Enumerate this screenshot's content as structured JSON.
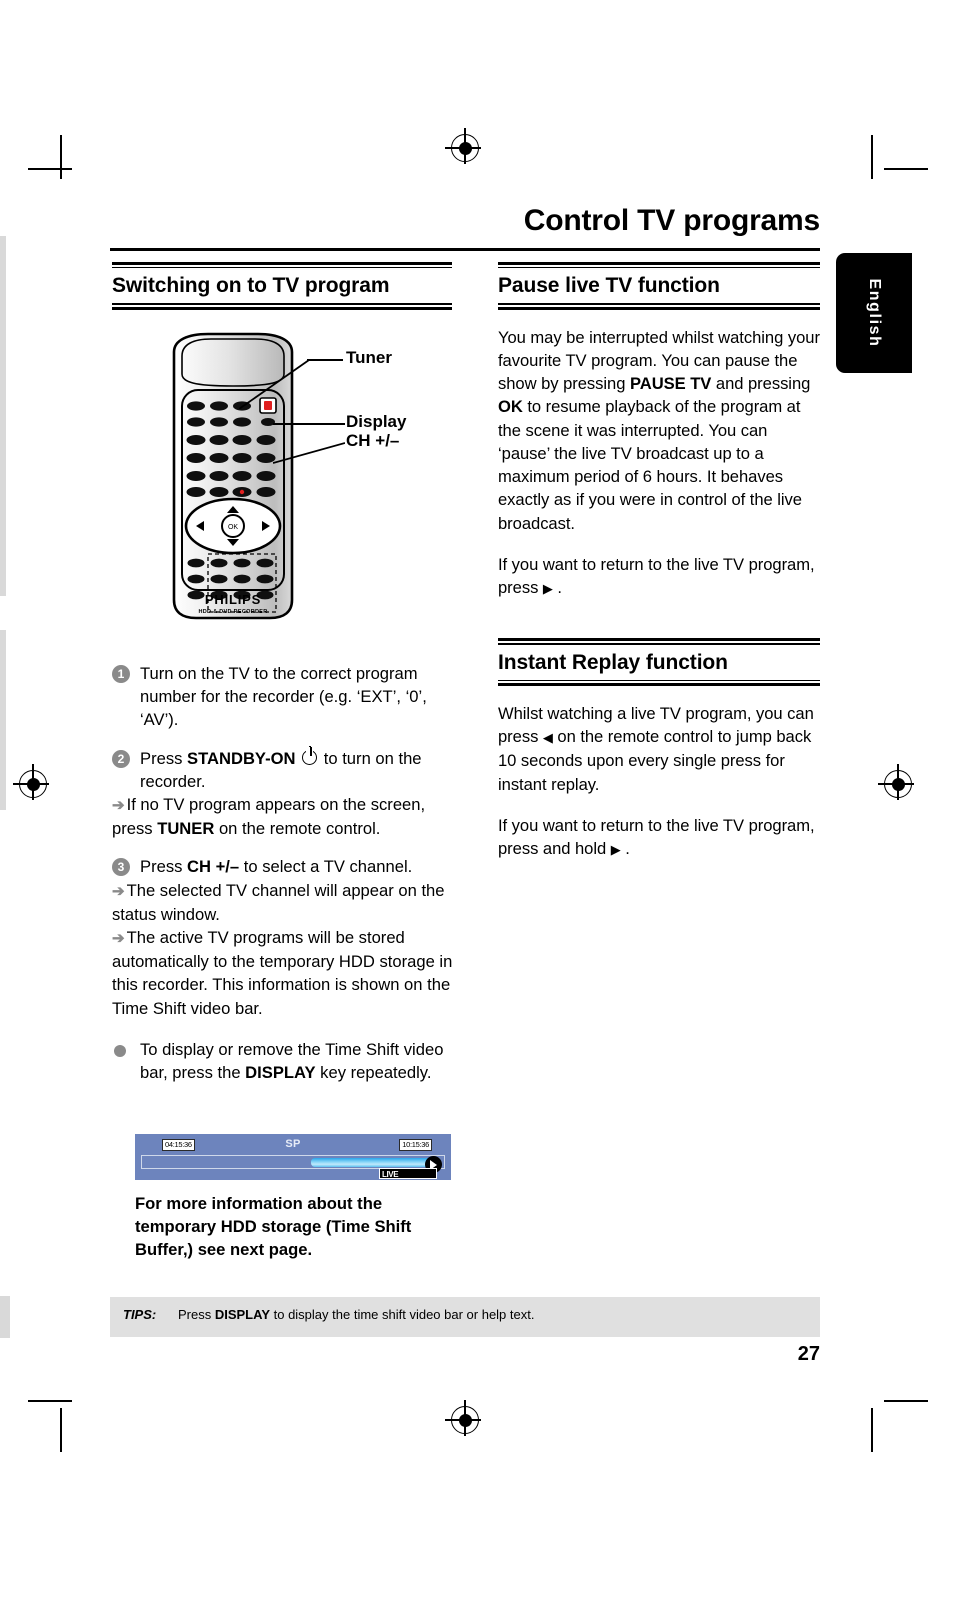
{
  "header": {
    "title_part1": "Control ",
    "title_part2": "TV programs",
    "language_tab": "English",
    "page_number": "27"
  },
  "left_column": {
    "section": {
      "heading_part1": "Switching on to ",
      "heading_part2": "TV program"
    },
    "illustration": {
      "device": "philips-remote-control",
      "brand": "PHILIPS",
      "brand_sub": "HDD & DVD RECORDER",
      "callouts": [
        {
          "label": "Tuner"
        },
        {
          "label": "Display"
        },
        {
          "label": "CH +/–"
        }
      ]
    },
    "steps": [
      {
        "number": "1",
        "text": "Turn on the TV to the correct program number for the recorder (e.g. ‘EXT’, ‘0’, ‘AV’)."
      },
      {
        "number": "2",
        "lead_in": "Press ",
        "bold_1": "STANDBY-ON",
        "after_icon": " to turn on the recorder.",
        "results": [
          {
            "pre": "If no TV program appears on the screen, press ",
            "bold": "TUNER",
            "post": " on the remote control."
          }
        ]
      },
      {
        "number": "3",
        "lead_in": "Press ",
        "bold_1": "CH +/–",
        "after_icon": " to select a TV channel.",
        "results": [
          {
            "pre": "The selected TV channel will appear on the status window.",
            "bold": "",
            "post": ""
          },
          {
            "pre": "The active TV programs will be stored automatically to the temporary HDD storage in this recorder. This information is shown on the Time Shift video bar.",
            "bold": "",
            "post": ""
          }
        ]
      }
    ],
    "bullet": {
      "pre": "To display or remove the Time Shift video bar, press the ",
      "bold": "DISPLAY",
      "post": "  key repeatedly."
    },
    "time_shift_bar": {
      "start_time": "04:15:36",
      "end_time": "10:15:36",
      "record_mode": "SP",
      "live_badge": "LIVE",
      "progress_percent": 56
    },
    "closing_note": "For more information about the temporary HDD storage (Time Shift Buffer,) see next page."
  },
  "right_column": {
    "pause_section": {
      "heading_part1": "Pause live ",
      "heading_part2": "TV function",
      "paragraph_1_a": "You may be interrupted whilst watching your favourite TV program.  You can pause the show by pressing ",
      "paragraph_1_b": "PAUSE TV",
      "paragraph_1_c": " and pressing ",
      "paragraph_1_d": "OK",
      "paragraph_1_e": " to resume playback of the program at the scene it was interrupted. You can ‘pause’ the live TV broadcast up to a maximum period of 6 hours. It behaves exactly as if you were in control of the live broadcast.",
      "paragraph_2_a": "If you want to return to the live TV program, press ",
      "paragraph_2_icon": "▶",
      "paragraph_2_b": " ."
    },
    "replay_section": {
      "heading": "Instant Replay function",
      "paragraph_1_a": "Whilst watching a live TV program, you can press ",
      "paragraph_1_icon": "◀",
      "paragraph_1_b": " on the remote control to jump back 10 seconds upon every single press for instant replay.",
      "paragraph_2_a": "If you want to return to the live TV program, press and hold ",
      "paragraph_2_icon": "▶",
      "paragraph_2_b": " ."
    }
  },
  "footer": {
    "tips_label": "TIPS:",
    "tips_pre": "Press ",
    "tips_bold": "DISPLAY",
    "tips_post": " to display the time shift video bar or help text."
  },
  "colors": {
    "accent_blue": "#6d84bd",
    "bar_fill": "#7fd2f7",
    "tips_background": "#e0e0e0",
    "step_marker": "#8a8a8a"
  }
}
———
Images must not appear in the copy; reproduce everything else in the records verbatim.

* [Answer to this problem]
Enumerate this screenshot's content as structured JSON.
{
  "header": {
    "title_part1": "Control ",
    "title_part2": "TV programs",
    "language_tab": "English",
    "page_number": "27"
  },
  "left_column": {
    "section": {
      "heading_part1": "Switching on to ",
      "heading_part2": "TV program"
    },
    "illustration": {
      "device": "philips-remote-control",
      "brand": "PHILIPS",
      "brand_sub": "HDD & DVD RECORDER",
      "callouts": [
        {
          "label": "Tuner"
        },
        {
          "label": "Display"
        },
        {
          "label": "CH +/–"
        }
      ]
    },
    "steps": [
      {
        "number": "1",
        "text": "Turn on the TV to the correct program number for the recorder (e.g. ‘EXT’, ‘0’, ‘AV’)."
      },
      {
        "number": "2",
        "lead_in": "Press ",
        "bold_1": "STANDBY-ON",
        "after_icon": " to turn on the recorder.",
        "results": [
          {
            "pre": "If no TV program appears on the screen, press ",
            "bold": "TUNER",
            "post": " on the remote control."
          }
        ]
      },
      {
        "number": "3",
        "lead_in": "Press ",
        "bold_1": "CH +/–",
        "after_icon": " to select a TV channel.",
        "results": [
          {
            "pre": "The selected TV channel will appear on the status window.",
            "bold": "",
            "post": ""
          },
          {
            "pre": "The active TV programs will be stored automatically to the temporary HDD storage in this recorder. This information is shown on the Time Shift video bar.",
            "bold": "",
            "post": ""
          }
        ]
      }
    ],
    "bullet": {
      "pre": "To display or remove the Time Shift video bar, press the ",
      "bold": "DISPLAY",
      "post": "  key repeatedly."
    },
    "time_shift_bar": {
      "start_time": "04:15:36",
      "end_time": "10:15:36",
      "record_mode": "SP",
      "live_badge": "LIVE",
      "progress_percent": 56
    },
    "closing_note": "For more information about the temporary HDD storage (Time Shift Buffer,) see next page."
  },
  "right_column": {
    "pause_section": {
      "heading_part1": "Pause live ",
      "heading_part2": "TV function",
      "paragraph_1_a": "You may be interrupted whilst watching your favourite TV program.  You can pause the show by pressing ",
      "paragraph_1_b": "PAUSE TV",
      "paragraph_1_c": " and pressing ",
      "paragraph_1_d": "OK",
      "paragraph_1_e": " to resume playback of the program at the scene it was interrupted. You can ‘pause’ the live TV broadcast up to a maximum period of 6 hours. It behaves exactly as if you were in control of the live broadcast.",
      "paragraph_2_a": "If you want to return to the live TV program, press ",
      "paragraph_2_icon": "▶",
      "paragraph_2_b": " ."
    },
    "replay_section": {
      "heading": "Instant Replay function",
      "paragraph_1_a": "Whilst watching a live TV program, you can press ",
      "paragraph_1_icon": "◀",
      "paragraph_1_b": " on the remote control to jump back 10 seconds upon every single press for instant replay.",
      "paragraph_2_a": "If you want to return to the live TV program, press and hold ",
      "paragraph_2_icon": "▶",
      "paragraph_2_b": " ."
    }
  },
  "footer": {
    "tips_label": "TIPS:",
    "tips_pre": "Press ",
    "tips_bold": "DISPLAY",
    "tips_post": " to display the time shift video bar or help text."
  },
  "colors": {
    "accent_blue": "#6d84bd",
    "bar_fill": "#7fd2f7",
    "tips_background": "#e0e0e0",
    "step_marker": "#8a8a8a"
  }
}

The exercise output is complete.